> **Problem requirements**:
Return the records, each one exactly as written.

[BEGIN Data supplied]

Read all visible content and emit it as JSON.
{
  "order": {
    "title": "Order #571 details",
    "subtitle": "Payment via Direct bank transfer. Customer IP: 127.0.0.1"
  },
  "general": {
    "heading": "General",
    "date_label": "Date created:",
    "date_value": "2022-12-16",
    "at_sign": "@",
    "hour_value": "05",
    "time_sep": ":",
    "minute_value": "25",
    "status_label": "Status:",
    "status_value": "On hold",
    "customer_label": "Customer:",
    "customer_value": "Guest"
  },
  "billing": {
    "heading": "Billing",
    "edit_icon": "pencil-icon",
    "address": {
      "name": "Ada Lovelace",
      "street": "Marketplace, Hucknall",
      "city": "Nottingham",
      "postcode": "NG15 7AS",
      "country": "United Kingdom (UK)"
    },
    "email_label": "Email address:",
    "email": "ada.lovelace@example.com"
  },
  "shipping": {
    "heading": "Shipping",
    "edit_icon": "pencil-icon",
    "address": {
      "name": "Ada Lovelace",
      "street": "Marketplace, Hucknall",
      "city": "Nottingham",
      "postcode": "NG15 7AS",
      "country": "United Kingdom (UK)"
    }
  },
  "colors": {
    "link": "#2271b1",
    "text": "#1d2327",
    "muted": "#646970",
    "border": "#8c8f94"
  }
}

[END Data supplied]

> **Task output**:
Read all visible content and emit it as JSON.
{
  "order": {
    "title": "Order #571 details",
    "subtitle": "Payment via Direct bank transfer. Customer IP: 127.0.0.1"
  },
  "general": {
    "heading": "General",
    "date_label": "Date created:",
    "date_value": "2022-12-16",
    "at_sign": "@",
    "hour_value": "05",
    "time_sep": ":",
    "minute_value": "25",
    "status_label": "Status:",
    "status_value": "On hold",
    "customer_label": "Customer:",
    "customer_value": "Guest"
  },
  "billing": {
    "heading": "Billing",
    "edit_icon": "pencil-icon",
    "address": {
      "name": "Ada Lovelace",
      "street": "Marketplace, Hucknall",
      "city": "Nottingham",
      "postcode": "NG15 7AS",
      "country": "United Kingdom (UK)"
    },
    "email_label": "Email address:",
    "email": "ada.lovelace@example.com"
  },
  "shipping": {
    "heading": "Shipping",
    "edit_icon": "pencil-icon",
    "address": {
      "name": "Ada Lovelace",
      "street": "Marketplace, Hucknall",
      "city": "Nottingham",
      "postcode": "NG15 7AS",
      "country": "United Kingdom (UK)"
    }
  },
  "colors": {
    "link": "#2271b1",
    "text": "#1d2327",
    "muted": "#646970",
    "border": "#8c8f94"
  }
}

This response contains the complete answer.